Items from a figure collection
** Start **

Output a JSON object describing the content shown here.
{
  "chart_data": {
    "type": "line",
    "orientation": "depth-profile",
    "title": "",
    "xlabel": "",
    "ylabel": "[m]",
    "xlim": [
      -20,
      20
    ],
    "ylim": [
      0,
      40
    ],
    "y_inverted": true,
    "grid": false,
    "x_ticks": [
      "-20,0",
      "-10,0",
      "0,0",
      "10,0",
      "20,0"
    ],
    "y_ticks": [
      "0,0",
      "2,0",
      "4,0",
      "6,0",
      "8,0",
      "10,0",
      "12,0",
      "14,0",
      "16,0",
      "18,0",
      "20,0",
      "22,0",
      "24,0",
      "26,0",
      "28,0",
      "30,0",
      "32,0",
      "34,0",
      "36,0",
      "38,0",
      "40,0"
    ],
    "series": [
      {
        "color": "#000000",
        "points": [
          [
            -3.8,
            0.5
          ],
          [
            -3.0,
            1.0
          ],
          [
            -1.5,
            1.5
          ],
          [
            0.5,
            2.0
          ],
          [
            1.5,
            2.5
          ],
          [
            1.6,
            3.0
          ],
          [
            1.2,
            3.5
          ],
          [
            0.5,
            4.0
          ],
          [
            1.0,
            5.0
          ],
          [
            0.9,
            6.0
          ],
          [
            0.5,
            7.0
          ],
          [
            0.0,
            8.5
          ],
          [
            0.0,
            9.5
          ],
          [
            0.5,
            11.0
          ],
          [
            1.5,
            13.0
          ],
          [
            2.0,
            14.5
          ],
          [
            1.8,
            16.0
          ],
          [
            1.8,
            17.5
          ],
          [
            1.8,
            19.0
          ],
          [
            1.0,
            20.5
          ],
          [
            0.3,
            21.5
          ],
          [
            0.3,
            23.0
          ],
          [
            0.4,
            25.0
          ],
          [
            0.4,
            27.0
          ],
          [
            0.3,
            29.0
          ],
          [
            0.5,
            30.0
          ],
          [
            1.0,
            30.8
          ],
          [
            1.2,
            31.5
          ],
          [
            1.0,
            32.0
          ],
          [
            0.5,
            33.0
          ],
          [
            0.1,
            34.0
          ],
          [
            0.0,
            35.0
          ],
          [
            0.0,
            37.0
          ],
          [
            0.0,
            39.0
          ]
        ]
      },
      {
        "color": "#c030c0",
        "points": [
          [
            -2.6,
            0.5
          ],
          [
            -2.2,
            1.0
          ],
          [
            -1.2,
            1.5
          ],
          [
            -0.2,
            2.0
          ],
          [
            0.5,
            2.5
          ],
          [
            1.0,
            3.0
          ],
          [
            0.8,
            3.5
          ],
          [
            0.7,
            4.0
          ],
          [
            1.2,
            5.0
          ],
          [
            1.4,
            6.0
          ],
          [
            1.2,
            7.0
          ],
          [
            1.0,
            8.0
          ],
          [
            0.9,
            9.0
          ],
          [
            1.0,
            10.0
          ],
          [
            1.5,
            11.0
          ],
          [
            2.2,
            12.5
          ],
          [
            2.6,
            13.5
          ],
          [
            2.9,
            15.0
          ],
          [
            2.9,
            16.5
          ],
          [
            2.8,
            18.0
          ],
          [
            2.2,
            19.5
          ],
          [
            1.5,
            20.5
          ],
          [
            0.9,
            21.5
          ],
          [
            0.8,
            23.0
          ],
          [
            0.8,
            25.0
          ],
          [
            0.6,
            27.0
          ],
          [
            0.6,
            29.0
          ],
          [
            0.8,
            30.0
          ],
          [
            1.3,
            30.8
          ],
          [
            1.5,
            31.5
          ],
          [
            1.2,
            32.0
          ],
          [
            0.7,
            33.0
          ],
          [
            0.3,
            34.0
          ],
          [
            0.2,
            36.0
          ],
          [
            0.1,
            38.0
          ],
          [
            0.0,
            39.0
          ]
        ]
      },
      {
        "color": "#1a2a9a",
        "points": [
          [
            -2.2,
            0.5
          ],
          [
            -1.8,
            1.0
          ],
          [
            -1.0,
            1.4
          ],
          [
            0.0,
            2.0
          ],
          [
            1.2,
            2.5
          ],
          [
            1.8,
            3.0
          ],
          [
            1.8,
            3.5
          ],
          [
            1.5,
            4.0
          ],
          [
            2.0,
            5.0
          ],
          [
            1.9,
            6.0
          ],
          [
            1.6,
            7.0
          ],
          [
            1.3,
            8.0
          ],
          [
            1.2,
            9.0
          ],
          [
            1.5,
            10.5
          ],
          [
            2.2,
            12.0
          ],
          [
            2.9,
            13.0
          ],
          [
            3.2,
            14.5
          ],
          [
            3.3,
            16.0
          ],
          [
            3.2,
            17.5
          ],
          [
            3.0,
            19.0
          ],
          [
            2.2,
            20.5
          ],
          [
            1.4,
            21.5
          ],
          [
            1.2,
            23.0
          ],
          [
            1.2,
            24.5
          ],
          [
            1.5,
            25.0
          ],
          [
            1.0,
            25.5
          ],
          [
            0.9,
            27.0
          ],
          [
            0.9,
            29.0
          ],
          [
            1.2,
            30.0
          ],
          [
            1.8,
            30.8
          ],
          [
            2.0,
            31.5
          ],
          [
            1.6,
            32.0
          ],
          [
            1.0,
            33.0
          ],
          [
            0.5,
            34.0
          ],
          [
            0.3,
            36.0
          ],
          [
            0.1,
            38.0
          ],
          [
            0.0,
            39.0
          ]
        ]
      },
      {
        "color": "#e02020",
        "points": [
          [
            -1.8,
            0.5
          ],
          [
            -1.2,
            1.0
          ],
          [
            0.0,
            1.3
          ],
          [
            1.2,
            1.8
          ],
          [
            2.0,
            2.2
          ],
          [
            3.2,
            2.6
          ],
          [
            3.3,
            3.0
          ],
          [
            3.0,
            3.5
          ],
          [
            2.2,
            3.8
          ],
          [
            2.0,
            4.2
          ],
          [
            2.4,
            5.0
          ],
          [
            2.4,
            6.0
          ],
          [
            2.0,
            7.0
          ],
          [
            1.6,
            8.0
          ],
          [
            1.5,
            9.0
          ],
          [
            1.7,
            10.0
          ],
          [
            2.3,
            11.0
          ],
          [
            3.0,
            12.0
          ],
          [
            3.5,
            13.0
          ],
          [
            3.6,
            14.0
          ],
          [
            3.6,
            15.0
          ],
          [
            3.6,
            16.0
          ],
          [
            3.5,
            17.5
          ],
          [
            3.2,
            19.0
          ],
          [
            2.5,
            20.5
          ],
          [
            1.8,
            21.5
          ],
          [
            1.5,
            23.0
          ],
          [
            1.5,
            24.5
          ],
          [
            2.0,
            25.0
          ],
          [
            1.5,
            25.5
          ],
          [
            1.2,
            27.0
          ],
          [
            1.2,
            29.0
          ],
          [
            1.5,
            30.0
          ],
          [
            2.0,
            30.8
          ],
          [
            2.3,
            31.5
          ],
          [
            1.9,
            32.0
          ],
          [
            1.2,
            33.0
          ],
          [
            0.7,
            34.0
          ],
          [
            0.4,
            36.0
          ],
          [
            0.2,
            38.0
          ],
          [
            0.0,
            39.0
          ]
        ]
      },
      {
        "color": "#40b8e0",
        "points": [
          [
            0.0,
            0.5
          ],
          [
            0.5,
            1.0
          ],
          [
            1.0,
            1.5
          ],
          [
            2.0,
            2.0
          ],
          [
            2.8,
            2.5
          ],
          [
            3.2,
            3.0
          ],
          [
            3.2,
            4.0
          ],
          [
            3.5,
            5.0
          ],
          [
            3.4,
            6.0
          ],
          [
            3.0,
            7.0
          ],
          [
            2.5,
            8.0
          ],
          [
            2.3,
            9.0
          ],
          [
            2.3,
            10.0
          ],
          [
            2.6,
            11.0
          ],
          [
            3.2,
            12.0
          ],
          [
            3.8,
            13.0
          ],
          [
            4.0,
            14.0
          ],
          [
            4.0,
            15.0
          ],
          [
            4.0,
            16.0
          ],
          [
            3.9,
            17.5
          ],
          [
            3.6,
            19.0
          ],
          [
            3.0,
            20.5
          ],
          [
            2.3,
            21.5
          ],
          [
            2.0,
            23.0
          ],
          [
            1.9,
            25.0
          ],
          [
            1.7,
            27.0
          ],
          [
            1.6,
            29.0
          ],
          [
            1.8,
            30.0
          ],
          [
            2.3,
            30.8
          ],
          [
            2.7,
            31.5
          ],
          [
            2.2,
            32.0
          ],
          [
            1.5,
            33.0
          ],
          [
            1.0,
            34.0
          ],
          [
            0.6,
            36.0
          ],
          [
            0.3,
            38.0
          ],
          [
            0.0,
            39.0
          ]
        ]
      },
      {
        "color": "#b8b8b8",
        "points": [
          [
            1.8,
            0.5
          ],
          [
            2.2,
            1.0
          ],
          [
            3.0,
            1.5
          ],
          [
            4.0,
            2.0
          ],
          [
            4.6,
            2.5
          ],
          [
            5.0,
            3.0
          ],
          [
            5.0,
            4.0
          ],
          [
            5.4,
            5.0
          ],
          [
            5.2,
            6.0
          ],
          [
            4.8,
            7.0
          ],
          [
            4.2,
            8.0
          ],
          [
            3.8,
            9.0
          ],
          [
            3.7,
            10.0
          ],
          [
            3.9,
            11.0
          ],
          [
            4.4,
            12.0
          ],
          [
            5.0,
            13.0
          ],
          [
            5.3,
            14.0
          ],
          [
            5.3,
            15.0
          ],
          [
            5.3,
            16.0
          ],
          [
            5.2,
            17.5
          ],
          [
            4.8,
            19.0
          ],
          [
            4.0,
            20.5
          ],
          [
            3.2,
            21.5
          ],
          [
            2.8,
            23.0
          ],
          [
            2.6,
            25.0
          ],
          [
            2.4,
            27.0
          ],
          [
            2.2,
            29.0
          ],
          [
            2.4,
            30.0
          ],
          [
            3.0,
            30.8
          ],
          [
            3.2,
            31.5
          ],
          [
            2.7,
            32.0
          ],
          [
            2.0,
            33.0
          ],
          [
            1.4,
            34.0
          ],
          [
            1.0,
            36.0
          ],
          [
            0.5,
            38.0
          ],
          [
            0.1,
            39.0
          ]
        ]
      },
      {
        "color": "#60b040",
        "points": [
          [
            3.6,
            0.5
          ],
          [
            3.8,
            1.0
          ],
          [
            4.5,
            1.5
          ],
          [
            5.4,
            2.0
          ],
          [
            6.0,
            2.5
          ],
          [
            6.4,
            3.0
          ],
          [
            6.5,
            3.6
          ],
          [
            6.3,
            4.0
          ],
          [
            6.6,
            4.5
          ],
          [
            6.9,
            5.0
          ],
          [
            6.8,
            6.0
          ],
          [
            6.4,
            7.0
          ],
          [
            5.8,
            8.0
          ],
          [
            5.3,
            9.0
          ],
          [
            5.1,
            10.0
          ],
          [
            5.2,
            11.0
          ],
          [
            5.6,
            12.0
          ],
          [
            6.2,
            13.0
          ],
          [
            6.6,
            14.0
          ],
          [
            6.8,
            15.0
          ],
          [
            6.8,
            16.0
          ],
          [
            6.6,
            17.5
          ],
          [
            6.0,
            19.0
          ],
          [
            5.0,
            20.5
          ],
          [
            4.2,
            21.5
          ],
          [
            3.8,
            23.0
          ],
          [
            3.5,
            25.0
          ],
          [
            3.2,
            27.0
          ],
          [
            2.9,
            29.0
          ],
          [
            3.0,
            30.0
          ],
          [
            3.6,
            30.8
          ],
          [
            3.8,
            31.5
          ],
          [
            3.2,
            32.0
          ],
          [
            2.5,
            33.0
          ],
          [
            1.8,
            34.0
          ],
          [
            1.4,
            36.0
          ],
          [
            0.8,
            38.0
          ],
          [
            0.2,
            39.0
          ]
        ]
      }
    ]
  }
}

** End **

# [What you need to do]
Find all lines where the word "color" appears. Copy them.

# [Finished exercise]
        "color": "#000000",
        "color": "#c030c0",
        "color": "#1a2a9a",
        "color": "#e02020",
        "color": "#40b8e0",
        "color": "#b8b8b8",
        "color": "#60b040",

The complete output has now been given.